Report the number of lines that include "JSON", with no additional text.

(Lines of data)
start

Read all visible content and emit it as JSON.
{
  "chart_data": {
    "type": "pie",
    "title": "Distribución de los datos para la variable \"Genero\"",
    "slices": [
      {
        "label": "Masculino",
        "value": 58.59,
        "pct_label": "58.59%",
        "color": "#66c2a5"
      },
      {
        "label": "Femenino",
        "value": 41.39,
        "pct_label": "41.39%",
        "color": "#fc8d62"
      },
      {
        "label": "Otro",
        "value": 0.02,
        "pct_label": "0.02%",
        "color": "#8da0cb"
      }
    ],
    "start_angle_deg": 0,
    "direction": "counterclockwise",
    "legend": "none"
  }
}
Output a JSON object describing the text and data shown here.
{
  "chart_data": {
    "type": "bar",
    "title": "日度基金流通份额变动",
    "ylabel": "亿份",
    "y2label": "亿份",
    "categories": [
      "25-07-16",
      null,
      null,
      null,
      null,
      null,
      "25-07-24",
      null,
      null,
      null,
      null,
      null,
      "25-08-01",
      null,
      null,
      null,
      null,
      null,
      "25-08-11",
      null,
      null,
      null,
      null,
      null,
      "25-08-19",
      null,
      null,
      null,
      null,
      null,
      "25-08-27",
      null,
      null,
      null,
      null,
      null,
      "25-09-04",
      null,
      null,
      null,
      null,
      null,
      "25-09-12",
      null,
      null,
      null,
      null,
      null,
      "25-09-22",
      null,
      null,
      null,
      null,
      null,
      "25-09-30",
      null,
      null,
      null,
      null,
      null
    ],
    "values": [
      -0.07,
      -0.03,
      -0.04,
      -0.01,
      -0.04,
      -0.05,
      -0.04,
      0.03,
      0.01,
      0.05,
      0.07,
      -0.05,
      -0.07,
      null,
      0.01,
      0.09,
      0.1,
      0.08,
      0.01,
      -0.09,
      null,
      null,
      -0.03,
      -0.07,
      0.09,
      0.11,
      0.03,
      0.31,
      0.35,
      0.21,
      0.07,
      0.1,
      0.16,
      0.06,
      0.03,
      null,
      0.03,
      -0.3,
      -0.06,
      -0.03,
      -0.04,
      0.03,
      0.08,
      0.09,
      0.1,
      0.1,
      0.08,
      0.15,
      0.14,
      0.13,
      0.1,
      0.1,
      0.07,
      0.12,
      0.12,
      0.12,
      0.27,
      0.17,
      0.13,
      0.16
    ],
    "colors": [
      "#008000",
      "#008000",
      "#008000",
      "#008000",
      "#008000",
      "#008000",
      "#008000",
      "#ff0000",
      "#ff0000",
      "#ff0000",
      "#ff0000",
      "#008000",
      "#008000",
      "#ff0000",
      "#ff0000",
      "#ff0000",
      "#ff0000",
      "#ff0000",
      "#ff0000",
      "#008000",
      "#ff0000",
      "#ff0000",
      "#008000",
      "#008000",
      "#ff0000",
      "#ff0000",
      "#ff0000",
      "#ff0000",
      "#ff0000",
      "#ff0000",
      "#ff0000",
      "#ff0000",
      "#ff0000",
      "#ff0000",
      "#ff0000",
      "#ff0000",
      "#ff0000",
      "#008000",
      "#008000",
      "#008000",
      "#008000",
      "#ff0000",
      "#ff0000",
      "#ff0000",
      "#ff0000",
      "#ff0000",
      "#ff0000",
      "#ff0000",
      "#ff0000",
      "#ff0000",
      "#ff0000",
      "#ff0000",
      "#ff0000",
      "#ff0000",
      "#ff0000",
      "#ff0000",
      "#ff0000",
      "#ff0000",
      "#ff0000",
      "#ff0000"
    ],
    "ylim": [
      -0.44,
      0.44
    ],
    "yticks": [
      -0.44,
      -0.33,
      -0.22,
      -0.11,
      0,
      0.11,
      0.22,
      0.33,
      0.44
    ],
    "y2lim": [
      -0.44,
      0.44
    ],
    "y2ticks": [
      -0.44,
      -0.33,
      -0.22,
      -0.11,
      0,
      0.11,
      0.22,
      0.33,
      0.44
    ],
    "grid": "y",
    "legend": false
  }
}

end

- [Task solution] 2